* _Work to be completed_
Output solely the number of lines containing the string "this".

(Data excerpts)
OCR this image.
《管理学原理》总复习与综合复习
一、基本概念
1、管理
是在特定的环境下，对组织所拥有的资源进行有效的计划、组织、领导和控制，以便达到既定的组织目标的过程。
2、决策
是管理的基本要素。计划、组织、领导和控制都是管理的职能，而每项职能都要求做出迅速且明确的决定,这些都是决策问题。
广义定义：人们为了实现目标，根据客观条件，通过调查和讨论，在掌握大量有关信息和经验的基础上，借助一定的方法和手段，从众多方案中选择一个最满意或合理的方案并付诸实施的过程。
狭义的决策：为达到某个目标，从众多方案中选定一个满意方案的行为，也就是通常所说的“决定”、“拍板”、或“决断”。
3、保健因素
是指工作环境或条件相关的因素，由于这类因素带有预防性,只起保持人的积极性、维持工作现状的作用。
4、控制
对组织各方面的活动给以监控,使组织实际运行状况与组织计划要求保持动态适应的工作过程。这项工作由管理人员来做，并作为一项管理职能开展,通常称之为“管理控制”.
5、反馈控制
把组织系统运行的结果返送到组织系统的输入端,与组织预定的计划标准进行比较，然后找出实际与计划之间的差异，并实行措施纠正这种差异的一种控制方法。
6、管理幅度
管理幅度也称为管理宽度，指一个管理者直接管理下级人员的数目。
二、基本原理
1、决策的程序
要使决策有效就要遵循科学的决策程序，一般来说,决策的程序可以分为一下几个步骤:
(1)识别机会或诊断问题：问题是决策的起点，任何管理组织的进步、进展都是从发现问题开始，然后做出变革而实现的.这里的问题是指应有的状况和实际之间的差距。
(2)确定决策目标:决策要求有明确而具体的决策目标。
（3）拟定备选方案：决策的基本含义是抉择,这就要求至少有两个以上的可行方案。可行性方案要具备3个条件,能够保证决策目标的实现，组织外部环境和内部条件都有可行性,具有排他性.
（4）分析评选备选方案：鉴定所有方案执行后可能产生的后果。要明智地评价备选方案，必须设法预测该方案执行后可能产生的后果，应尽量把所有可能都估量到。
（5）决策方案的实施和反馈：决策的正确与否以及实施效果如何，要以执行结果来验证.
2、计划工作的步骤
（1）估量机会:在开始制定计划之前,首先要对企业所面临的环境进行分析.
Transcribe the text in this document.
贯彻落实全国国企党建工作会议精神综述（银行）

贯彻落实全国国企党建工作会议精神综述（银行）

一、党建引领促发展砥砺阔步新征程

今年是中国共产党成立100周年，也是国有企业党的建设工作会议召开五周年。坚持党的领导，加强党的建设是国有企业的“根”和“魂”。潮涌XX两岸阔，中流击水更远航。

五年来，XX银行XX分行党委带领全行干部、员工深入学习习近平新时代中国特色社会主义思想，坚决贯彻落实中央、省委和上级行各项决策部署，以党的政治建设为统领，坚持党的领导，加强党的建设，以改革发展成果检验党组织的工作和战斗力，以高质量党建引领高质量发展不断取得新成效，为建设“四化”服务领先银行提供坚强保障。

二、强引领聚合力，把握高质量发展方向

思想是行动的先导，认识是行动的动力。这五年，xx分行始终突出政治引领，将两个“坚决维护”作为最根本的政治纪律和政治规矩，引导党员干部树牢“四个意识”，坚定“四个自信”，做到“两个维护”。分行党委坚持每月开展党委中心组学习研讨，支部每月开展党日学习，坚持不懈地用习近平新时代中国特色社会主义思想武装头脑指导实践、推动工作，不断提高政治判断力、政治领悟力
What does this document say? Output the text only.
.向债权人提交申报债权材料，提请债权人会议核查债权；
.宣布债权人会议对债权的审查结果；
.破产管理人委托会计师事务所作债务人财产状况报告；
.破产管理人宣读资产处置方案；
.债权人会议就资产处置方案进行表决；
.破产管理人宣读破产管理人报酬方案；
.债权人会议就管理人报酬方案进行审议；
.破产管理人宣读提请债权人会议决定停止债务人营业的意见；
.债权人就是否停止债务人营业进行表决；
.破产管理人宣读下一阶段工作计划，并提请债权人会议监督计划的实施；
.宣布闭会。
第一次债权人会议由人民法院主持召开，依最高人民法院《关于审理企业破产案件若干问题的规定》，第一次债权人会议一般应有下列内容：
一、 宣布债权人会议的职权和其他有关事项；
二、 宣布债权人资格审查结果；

* _Exercise answer_
3